In the material below, find all lines with the string "this" and copy them.

>> Start AVAILABLE RECORDS

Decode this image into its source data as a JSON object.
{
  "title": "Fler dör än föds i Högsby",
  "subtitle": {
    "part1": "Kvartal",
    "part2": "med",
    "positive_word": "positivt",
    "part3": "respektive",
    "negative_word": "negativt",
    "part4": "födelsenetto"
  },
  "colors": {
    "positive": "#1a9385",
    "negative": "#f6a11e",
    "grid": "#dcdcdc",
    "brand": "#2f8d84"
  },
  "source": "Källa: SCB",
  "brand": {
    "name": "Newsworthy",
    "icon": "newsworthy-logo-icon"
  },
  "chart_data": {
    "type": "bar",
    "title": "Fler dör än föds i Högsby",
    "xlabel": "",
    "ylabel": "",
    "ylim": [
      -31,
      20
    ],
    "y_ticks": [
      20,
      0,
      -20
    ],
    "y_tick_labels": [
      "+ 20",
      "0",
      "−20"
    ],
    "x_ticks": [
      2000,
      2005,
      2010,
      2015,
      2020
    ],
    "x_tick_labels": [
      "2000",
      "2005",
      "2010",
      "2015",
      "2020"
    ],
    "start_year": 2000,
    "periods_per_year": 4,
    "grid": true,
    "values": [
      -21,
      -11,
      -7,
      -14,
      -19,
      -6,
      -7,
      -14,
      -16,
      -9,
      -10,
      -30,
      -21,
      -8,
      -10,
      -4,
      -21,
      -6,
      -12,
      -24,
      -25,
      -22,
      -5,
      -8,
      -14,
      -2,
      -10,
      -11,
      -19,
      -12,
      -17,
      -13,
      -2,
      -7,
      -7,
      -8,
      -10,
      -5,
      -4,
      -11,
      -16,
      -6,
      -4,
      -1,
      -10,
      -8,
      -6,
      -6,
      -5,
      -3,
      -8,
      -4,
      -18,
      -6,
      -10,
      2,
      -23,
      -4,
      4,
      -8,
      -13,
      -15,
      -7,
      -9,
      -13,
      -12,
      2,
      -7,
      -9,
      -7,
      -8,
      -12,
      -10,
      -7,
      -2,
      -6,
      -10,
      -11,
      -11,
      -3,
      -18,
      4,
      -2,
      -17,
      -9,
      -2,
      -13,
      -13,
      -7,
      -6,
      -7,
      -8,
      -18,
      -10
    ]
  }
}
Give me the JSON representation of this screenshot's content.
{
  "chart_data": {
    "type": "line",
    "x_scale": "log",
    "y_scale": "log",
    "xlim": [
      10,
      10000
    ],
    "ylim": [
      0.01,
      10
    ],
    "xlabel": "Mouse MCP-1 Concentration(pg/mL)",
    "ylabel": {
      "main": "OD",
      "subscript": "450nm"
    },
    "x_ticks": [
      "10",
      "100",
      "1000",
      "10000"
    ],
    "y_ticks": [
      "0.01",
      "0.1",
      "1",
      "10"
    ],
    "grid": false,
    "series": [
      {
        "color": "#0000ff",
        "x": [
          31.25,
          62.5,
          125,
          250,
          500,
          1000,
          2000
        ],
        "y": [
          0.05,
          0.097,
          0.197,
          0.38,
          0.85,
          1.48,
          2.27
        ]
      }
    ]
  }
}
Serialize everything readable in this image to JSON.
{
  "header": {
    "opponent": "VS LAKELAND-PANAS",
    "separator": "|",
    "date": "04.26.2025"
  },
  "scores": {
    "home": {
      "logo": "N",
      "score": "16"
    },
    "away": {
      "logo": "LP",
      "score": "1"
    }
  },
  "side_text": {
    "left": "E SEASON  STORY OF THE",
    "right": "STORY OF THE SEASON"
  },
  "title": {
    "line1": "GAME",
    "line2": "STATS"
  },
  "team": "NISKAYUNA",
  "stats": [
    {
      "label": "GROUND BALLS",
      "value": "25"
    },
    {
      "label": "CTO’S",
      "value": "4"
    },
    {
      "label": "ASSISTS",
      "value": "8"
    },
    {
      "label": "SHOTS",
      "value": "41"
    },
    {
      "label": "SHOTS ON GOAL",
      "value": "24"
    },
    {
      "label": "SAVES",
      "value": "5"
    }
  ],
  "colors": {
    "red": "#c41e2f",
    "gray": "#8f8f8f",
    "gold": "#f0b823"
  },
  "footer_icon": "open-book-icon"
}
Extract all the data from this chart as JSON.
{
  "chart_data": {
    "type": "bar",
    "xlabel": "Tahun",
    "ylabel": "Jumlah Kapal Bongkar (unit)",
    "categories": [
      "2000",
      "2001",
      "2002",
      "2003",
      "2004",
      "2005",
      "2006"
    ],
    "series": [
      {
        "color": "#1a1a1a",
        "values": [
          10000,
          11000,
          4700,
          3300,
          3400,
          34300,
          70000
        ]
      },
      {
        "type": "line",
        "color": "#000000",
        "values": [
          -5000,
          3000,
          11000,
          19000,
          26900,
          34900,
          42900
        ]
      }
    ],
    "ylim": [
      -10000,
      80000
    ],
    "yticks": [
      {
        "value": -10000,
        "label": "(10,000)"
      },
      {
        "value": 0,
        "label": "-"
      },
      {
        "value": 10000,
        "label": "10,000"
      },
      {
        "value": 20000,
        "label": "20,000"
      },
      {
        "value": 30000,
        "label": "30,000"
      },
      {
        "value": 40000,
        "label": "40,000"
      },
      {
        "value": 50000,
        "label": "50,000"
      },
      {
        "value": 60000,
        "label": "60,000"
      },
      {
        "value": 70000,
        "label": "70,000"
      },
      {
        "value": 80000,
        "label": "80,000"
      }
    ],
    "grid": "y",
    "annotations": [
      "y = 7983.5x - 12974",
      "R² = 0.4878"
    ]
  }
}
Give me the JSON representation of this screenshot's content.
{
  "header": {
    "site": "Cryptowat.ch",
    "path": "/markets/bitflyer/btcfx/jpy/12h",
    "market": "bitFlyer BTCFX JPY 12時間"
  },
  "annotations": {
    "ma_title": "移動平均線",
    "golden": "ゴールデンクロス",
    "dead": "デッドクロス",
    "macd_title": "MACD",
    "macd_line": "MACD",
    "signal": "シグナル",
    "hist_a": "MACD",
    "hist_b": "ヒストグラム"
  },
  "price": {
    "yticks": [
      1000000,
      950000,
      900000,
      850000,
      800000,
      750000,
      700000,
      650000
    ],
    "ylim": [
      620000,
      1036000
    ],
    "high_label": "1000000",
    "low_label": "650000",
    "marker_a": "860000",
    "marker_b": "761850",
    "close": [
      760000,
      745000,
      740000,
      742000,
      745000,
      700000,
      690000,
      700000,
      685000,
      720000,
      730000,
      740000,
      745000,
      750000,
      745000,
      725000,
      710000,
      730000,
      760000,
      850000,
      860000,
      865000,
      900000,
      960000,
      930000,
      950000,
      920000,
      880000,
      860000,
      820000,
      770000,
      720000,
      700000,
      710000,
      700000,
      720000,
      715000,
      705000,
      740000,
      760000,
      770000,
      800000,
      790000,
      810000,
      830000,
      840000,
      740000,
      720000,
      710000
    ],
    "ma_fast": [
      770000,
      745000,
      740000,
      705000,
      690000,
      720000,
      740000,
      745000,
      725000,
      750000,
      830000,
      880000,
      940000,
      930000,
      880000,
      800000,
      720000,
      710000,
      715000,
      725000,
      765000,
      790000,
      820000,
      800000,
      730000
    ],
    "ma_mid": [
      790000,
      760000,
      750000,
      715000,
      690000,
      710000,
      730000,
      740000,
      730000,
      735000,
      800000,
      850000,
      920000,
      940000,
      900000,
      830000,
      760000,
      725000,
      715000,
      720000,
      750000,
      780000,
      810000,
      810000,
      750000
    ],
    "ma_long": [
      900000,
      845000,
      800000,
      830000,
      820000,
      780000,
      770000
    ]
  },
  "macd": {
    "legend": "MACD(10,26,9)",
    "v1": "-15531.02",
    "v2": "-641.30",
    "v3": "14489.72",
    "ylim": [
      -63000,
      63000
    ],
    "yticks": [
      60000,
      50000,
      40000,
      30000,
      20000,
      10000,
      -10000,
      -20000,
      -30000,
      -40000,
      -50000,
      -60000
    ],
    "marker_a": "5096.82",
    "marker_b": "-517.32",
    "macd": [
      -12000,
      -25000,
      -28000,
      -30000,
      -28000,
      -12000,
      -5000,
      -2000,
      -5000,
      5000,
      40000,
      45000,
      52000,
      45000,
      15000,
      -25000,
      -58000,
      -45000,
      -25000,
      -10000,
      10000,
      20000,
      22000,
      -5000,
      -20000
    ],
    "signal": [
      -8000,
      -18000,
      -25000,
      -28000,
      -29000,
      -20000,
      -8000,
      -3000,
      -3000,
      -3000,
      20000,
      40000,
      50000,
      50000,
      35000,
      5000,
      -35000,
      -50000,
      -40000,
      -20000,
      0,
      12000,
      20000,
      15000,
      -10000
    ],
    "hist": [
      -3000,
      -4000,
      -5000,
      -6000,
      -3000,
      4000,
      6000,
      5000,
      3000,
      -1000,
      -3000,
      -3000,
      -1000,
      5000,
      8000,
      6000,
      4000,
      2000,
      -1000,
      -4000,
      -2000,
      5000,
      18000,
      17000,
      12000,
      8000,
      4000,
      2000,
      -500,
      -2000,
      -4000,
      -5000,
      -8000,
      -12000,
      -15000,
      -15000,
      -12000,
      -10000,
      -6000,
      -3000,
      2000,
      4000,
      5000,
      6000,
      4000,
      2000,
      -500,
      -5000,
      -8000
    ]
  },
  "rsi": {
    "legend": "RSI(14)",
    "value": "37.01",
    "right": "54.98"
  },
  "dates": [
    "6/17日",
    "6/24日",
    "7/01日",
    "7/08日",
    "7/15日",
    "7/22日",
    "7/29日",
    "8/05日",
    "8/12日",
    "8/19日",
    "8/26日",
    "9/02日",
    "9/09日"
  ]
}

>> End AVAILABLE RECORDS

# EXPECTED ANSWER:
Decode this image into its source data as a JSON object.
Give me the JSON representation of this screenshot's content.
Serialize everything readable in this image to JSON.
Extract all the data from this chart as JSON.
Give me the JSON representation of this screenshot's content.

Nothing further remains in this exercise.